:: DIRECTIONS FOR THIS TASK ::
From the listing below, select every line where the word "JSON" appears.
Start of SUPPLIED RECORDS
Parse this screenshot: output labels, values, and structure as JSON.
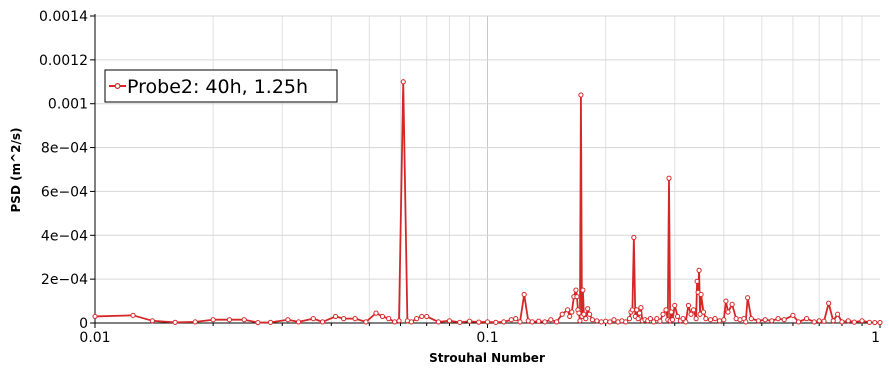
{
  "chart_data": {
    "type": "line",
    "xscale": "log",
    "xlabel": "Strouhal Number",
    "ylabel": "PSD (m^2/s)",
    "xlim": [
      0.01,
      1
    ],
    "ylim": [
      0,
      0.0014
    ],
    "xticks": [
      {
        "value": 0.01,
        "label": "0.01"
      },
      {
        "value": 0.1,
        "label": "0.1"
      },
      {
        "value": 1,
        "label": "1"
      }
    ],
    "yticks": [
      {
        "value": 0,
        "label": "0"
      },
      {
        "value": 0.0002,
        "label": "2e−04"
      },
      {
        "value": 0.0004,
        "label": "4e−04"
      },
      {
        "value": 0.0006,
        "label": "6e−04"
      },
      {
        "value": 0.0008,
        "label": "8e−04"
      },
      {
        "value": 0.001,
        "label": "0.001"
      },
      {
        "value": 0.0012,
        "label": "0.0012"
      },
      {
        "value": 0.0014,
        "label": "0.0014"
      }
    ],
    "grid": true,
    "legend_position": "top-left",
    "series": [
      {
        "name": "Probe2: 40h, 1.25h",
        "color": "#d62728",
        "marker": "circle",
        "x": [
          0.01,
          0.0125,
          0.014,
          0.016,
          0.018,
          0.02,
          0.022,
          0.024,
          0.026,
          0.028,
          0.031,
          0.033,
          0.036,
          0.038,
          0.041,
          0.043,
          0.046,
          0.049,
          0.052,
          0.054,
          0.056,
          0.058,
          0.0595,
          0.061,
          0.0625,
          0.064,
          0.066,
          0.068,
          0.07,
          0.075,
          0.08,
          0.085,
          0.09,
          0.095,
          0.1,
          0.105,
          0.11,
          0.115,
          0.118,
          0.121,
          0.124,
          0.127,
          0.13,
          0.135,
          0.14,
          0.145,
          0.15,
          0.155,
          0.16,
          0.162,
          0.164,
          0.166,
          0.168,
          0.169,
          0.17,
          0.171,
          0.172,
          0.173,
          0.174,
          0.175,
          0.176,
          0.178,
          0.18,
          0.182,
          0.185,
          0.19,
          0.195,
          0.2,
          0.205,
          0.21,
          0.215,
          0.22,
          0.225,
          0.23,
          0.232,
          0.234,
          0.236,
          0.238,
          0.24,
          0.242,
          0.244,
          0.246,
          0.248,
          0.252,
          0.256,
          0.26,
          0.265,
          0.27,
          0.275,
          0.28,
          0.285,
          0.288,
          0.29,
          0.292,
          0.294,
          0.296,
          0.3,
          0.305,
          0.31,
          0.315,
          0.32,
          0.325,
          0.33,
          0.335,
          0.34,
          0.342,
          0.344,
          0.346,
          0.348,
          0.35,
          0.355,
          0.36,
          0.37,
          0.38,
          0.39,
          0.4,
          0.405,
          0.41,
          0.42,
          0.43,
          0.44,
          0.45,
          0.455,
          0.46,
          0.47,
          0.49,
          0.51,
          0.53,
          0.55,
          0.57,
          0.6,
          0.62,
          0.65,
          0.68,
          0.7,
          0.72,
          0.74,
          0.76,
          0.78,
          0.8,
          0.83,
          0.86,
          0.9,
          0.94,
          0.97,
          1.0
        ],
        "y": [
          3e-05,
          3.5e-05,
          1e-05,
          3e-06,
          5e-06,
          1.5e-05,
          1.5e-05,
          1.5e-05,
          2e-06,
          3e-06,
          1.5e-05,
          5e-06,
          2e-05,
          5e-06,
          3e-05,
          2e-05,
          2e-05,
          5e-06,
          4.5e-05,
          3e-05,
          2e-05,
          5e-06,
          1e-05,
          0.0011,
          1e-05,
          5e-06,
          2e-05,
          3e-05,
          3e-05,
          5e-06,
          1e-05,
          3e-06,
          8e-06,
          4e-06,
          5e-06,
          3e-06,
          5e-06,
          1.5e-05,
          2e-05,
          5e-06,
          0.00013,
          1e-05,
          5e-06,
          8e-06,
          5e-06,
          1.5e-05,
          5e-06,
          4e-05,
          6e-05,
          3e-05,
          5e-05,
          0.00012,
          0.00015,
          0.00012,
          6e-05,
          4.5e-05,
          1e-05,
          0.00104,
          3e-05,
          0.00015,
          4e-05,
          2e-05,
          6.5e-05,
          4e-05,
          1.5e-05,
          1e-05,
          5e-06,
          8e-06,
          5e-06,
          1.5e-05,
          5e-06,
          1e-05,
          5e-06,
          2e-05,
          5e-05,
          6e-05,
          0.00039,
          3e-05,
          6e-05,
          2e-05,
          4.5e-05,
          7e-05,
          1e-05,
          1.5e-05,
          1e-05,
          2e-05,
          5e-06,
          2e-05,
          8e-06,
          4e-05,
          6e-05,
          1.5e-05,
          0.00066,
          1e-05,
          5e-05,
          1.5e-05,
          8e-05,
          3e-05,
          1e-05,
          2e-05,
          5e-06,
          8e-05,
          4e-05,
          6e-05,
          2e-05,
          0.00019,
          0.00014,
          0.00024,
          4e-05,
          0.00013,
          5e-05,
          2e-05,
          1.5e-05,
          2e-05,
          1e-05,
          1.5e-05,
          0.0001,
          5e-05,
          8.5e-05,
          2e-05,
          1.5e-05,
          2e-05,
          5e-06,
          0.000115,
          2e-05,
          1e-05,
          1.5e-05,
          1e-05,
          2e-05,
          1.5e-05,
          3.5e-05,
          5e-06,
          2e-05,
          5e-06,
          1e-05,
          8e-06,
          9e-05,
          1e-05,
          4e-05,
          5e-06,
          1e-05,
          4e-06,
          1e-05,
          3e-06,
          2e-06,
          2e-06
        ]
      }
    ]
  }
}
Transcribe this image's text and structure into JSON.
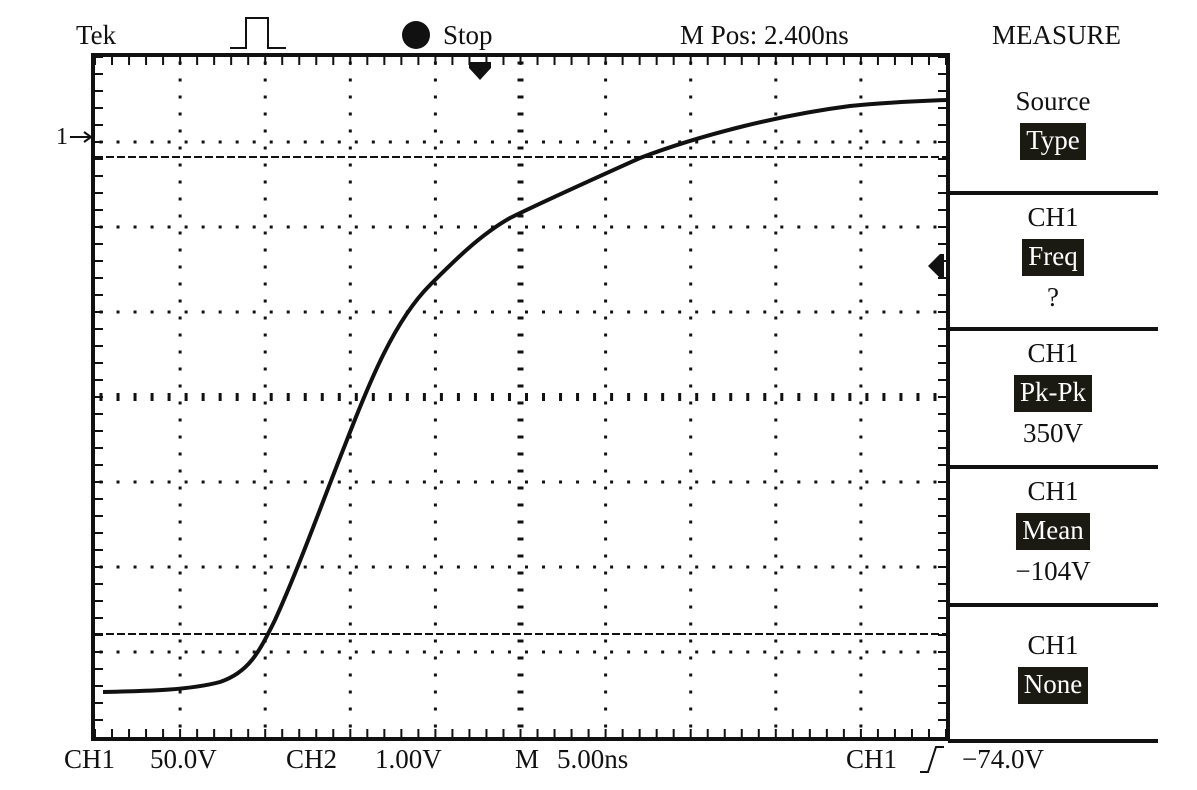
{
  "header": {
    "brand": "Tek",
    "run_state": "Stop",
    "horizontal_position": "M Pos: 2.400ns",
    "menu_title": "MEASURE"
  },
  "markers": {
    "ch1_ground_marker": "1"
  },
  "measure_menu": [
    {
      "label": "Source",
      "button": "Type",
      "value": ""
    },
    {
      "label": "CH1",
      "button": "Freq",
      "value": "?"
    },
    {
      "label": "CH1",
      "button": "Pk-Pk",
      "value": "350V"
    },
    {
      "label": "CH1",
      "button": "Mean",
      "value": "−104V"
    },
    {
      "label": "CH1",
      "button": "None",
      "value": ""
    }
  ],
  "footer": {
    "ch1_label": "CH1",
    "ch1_scale": "50.0V",
    "ch2_label": "CH2",
    "ch2_scale": "1.00V",
    "timebase_label": "M",
    "timebase_scale": "5.00ns",
    "trigger_source": "CH1",
    "trigger_level": "−74.0V"
  },
  "colors": {
    "ink": "#111111",
    "highlight_bg": "#1a1a12",
    "background": "#ffffff"
  }
}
End of SUPPLIED RECORDS
:: TASK OUTPUT ::
Parse this screenshot: output labels, values, and structure as JSON.
Transcribe this image's text and structure into JSON.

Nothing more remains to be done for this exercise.